## TASK MATERIAL

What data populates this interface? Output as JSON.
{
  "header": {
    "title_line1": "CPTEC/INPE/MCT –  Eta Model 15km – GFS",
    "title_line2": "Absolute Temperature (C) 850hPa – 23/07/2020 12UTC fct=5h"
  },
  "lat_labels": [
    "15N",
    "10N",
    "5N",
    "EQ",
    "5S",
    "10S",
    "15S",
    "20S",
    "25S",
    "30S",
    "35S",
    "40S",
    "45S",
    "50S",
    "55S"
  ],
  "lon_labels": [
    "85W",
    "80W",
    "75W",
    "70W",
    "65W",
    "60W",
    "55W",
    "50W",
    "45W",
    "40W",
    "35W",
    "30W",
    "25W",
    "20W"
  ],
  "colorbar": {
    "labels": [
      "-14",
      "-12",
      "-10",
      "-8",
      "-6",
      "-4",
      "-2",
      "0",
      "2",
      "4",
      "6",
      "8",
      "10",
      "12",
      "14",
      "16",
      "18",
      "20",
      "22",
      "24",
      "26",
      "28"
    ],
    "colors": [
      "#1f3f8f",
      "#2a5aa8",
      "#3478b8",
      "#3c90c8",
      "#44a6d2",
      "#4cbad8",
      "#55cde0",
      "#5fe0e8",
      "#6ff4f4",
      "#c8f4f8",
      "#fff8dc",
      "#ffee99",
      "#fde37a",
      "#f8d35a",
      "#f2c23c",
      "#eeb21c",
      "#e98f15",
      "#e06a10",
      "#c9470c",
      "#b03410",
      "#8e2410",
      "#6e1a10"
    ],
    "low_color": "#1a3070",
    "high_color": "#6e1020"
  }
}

## DIRECTIONS FOR THIS TASK
Retype the listing exactly, in full.

## WRITTEN RESPONSE
What data populates this interface? Output as JSON.
{
  "header": {
    "title_line1": "CPTEC/INPE/MCT –  Eta Model 15km – GFS",
    "title_line2": "Absolute Temperature (C) 850hPa – 23/07/2020 12UTC fct=5h"
  },
  "lat_labels": [
    "15N",
    "10N",
    "5N",
    "EQ",
    "5S",
    "10S",
    "15S",
    "20S",
    "25S",
    "30S",
    "35S",
    "40S",
    "45S",
    "50S",
    "55S"
  ],
  "lon_labels": [
    "85W",
    "80W",
    "75W",
    "70W",
    "65W",
    "60W",
    "55W",
    "50W",
    "45W",
    "40W",
    "35W",
    "30W",
    "25W",
    "20W"
  ],
  "colorbar": {
    "labels": [
      "-14",
      "-12",
      "-10",
      "-8",
      "-6",
      "-4",
      "-2",
      "0",
      "2",
      "4",
      "6",
      "8",
      "10",
      "12",
      "14",
      "16",
      "18",
      "20",
      "22",
      "24",
      "26",
      "28"
    ],
    "colors": [
      "#1f3f8f",
      "#2a5aa8",
      "#3478b8",
      "#3c90c8",
      "#44a6d2",
      "#4cbad8",
      "#55cde0",
      "#5fe0e8",
      "#6ff4f4",
      "#c8f4f8",
      "#fff8dc",
      "#ffee99",
      "#fde37a",
      "#f8d35a",
      "#f2c23c",
      "#eeb21c",
      "#e98f15",
      "#e06a10",
      "#c9470c",
      "#b03410",
      "#8e2410",
      "#6e1a10"
    ],
    "low_color": "#1a3070",
    "high_color": "#6e1020"
  }
}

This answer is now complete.